Progress in the management and outcome of small-cell lung cancer in a French region from 1981 to 1994

Br J Cancer. 2001 Sep 14;85(6):808-15. doi: 10.1054/bjoc.2001.1955.

Abstract

Recent analyses of series of small-cell lung cancer (SCLC) patients included in clinical trials have shown improved survival over time, but it has been impossible to determine whether this was due to selection biases, stage migration, or true therapeutic improvement. To determine if there has been a true improvement of survival over time, we reviewed the medical records of all consecutive patients diagnosed with SCLC between 1981 and 1994 in the Bas-Rhin in France. Among the 787 patients (median age 63), there was no significant period effect for sex, age, or stage. Staging work-ups became increasingly thorough (significant period effect). The mean number of investigations and of tumour sites detected correlated significantly. The chemotherapy rate increased (from 76.4% in 1981-1983 to 91.7% in 1993-1994, P = 10(-5)) and mediastinal irradiation decreased (to roughly 25% of patients after 1983). Median survival time increased for the overall population from 6.6 months in 1981-1983 to 11.3 months in 1993-1994 (P = 10(-5)), for patients with limited disease (LD) from 9.2 (P = 0.002) months to 14.0 months, and for those with extensive (ED) disease from 3.5 months to 9.6 months (P = 10(-5)). Significant independent prognostic factors were disease extent, clinical trial participation, period, type of chemotherapy, and mediastinal irradiation in LD. Survival time has truly improved as 'state of the art' management of SCLC has changed.

▶ The data:
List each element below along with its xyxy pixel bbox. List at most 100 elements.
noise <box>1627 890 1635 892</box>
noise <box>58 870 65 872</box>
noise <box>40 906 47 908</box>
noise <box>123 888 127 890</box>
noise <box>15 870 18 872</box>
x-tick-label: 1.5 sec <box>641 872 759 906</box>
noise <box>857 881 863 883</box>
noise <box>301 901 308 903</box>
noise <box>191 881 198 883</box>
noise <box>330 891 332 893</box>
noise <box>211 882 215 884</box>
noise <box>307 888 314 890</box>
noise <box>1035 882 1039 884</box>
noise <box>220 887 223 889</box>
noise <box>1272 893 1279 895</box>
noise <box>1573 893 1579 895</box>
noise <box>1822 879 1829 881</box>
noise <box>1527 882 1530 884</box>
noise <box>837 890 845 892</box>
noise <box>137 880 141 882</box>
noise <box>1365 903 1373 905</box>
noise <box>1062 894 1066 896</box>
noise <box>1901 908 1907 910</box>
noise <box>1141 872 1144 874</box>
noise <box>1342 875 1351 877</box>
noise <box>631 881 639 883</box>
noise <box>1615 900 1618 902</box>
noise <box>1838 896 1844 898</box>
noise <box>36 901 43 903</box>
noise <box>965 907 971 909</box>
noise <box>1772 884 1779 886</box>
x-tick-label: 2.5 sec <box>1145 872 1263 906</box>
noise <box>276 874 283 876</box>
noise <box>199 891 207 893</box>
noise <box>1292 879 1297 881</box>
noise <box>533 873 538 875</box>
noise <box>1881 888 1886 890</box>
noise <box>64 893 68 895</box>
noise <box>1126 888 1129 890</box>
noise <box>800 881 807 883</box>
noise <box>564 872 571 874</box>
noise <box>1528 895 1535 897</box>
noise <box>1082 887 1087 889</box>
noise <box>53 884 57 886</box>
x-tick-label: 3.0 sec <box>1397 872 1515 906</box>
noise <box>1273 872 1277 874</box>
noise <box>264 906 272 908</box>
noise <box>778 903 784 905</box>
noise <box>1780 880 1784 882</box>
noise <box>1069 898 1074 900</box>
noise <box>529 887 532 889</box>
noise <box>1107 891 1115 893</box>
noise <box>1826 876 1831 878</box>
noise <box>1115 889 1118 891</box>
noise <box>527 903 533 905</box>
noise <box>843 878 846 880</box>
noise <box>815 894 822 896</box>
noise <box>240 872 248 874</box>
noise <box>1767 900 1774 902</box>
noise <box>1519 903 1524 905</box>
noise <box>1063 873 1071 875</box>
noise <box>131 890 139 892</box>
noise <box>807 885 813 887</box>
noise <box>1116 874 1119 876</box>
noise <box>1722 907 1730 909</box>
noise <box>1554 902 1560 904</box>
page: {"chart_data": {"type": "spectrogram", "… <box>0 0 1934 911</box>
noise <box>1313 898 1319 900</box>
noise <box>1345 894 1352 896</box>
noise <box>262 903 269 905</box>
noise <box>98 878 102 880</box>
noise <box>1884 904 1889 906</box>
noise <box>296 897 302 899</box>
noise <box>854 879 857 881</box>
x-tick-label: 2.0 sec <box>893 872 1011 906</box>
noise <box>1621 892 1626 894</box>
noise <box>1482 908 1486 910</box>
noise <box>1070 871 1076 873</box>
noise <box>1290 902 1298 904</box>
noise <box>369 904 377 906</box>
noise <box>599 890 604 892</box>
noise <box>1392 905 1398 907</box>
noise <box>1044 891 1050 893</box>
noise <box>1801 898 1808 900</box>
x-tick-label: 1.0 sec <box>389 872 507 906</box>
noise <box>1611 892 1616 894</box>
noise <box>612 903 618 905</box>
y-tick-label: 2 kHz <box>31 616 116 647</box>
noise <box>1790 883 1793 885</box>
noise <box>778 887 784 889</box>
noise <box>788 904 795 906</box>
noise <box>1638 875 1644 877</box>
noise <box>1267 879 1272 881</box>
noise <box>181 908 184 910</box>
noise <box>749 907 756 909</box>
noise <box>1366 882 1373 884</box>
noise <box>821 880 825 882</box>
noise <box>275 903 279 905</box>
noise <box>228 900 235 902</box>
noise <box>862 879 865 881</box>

▶ Aim of the exercise: Copy out the small-cell lung cancer abstract word for word, from its title through its final sentence.

▶ Solution to the exercise:
Progress in the management and outcome of small-cell lung cancer in a French region from 1981 to 1994

Br J Cancer. 2001 Sep 14;85(6):808-15. doi: 10.1054/bjoc.2001.1955.

Abstract

Recent analyses of series of small-cell lung cancer (SCLC) patients included in clinical trials have shown improved survival over time, but it has been impossible to determine whether this was due to selection biases, stage migration, or true therapeutic improvement. To determine if there has been a true improvement of survival over time, we reviewed the medical records of all consecutive patients diagnosed with SCLC between 1981 and 1994 in the Bas-Rhin in France. Among the 787 patients (median age 63), there was no significant period effect for sex, age, or stage. Staging work-ups became increasingly thorough (significant period effect). The mean number of investigations and of tumour sites detected correlated significantly. The chemotherapy rate increased (from 76.4% in 1981-1983 to 91.7% in 1993-1994, P = 10(-5)) and mediastinal irradiation decreased (to roughly 25% of patients after 1983). Median survival time increased for the overall population from 6.6 months in 1981-1983 to 11.3 months in 1993-1994 (P = 10(-5)), for patients with limited disease (LD) from 9.2 (P = 0.002) months to 14.0 months, and for those with extensive (ED) disease from 3.5 months to 9.6 months (P = 10(-5)). Significant independent prognostic factors were disease extent, clinical trial participation, period, type of chemotherapy, and mediastinal irradiation in LD. Survival time has truly improved as 'state of the art' management of SCLC has changed.